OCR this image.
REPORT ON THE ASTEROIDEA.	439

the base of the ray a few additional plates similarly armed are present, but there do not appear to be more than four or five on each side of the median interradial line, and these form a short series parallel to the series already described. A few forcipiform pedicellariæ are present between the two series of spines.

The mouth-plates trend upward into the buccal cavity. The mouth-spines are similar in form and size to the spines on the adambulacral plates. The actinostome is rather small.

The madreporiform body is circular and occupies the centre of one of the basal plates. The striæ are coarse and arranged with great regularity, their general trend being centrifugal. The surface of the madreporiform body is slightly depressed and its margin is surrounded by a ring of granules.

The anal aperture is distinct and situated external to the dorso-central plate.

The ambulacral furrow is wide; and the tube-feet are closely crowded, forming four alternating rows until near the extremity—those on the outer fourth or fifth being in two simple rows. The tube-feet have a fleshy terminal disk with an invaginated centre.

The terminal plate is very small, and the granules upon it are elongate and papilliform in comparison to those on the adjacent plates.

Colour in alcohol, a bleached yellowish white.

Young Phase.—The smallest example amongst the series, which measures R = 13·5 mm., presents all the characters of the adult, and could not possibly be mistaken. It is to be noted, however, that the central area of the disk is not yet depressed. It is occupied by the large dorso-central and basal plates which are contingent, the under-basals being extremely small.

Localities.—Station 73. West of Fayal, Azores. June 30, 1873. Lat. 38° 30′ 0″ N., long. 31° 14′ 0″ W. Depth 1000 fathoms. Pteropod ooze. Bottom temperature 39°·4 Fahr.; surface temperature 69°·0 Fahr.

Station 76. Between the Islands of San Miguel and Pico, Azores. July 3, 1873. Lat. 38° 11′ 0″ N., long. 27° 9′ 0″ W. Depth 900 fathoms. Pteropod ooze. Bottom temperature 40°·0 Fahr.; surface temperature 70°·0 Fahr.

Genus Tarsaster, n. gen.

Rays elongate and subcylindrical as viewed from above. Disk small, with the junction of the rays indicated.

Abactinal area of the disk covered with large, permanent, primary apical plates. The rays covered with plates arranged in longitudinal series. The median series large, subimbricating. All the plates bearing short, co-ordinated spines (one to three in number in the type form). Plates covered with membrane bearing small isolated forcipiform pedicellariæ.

What you have to do = Extract the entries above verbatim.

Problem solution =
OCR this image.
REPORT ON THE ASTEROIDEA.	439

the base of the ray a few additional plates similarly armed are present, but there do not appear to be more than four or five on each side of the median interradial line, and these form a short series parallel to the series already described. A few forcipiform pedicellariæ are present between the two series of spines.

The mouth-plates trend upward into the buccal cavity. The mouth-spines are similar in form and size to the spines on the adambulacral plates. The actinostome is rather small.

The madreporiform body is circular and occupies the centre of one of the basal plates. The striæ are coarse and arranged with great regularity, their general trend being centrifugal. The surface of the madreporiform body is slightly depressed and its margin is surrounded by a ring of granules.

The anal aperture is distinct and situated external to the dorso-central plate.

The ambulacral furrow is wide; and the tube-feet are closely crowded, forming four alternating rows until near the extremity—those on the outer fourth or fifth being in two simple rows. The tube-feet have a fleshy terminal disk with an invaginated centre.

The terminal plate is very small, and the granules upon it are elongate and papilliform in comparison to those on the adjacent plates.

Colour in alcohol, a bleached yellowish white.

Young Phase.—The smallest example amongst the series, which measures R = 13·5 mm., presents all the characters of the adult, and could not possibly be mistaken. It is to be noted, however, that the central area of the disk is not yet depressed. It is occupied by the large dorso-central and basal plates which are contingent, the under-basals being extremely small.

Localities.—Station 73. West of Fayal, Azores. June 30, 1873. Lat. 38° 30′ 0″ N., long. 31° 14′ 0″ W. Depth 1000 fathoms. Pteropod ooze. Bottom temperature 39°·4 Fahr.; surface temperature 69°·0 Fahr.

Station 76. Between the Islands of San Miguel and Pico, Azores. July 3, 1873. Lat. 38° 11′ 0″ N., long. 27° 9′ 0″ W. Depth 900 fathoms. Pteropod ooze. Bottom temperature 40°·0 Fahr.; surface temperature 70°·0 Fahr.

Genus Tarsaster, n. gen.

Rays elongate and subcylindrical as viewed from above. Disk small, with the junction of the rays indicated.

Abactinal area of the disk covered with large, permanent, primary apical plates. The rays covered with plates arranged in longitudinal series. The median series large, subimbricating. All the plates bearing short, co-ordinated spines (one to three in number in the type form). Plates covered with membrane bearing small isolated forcipiform pedicellariæ.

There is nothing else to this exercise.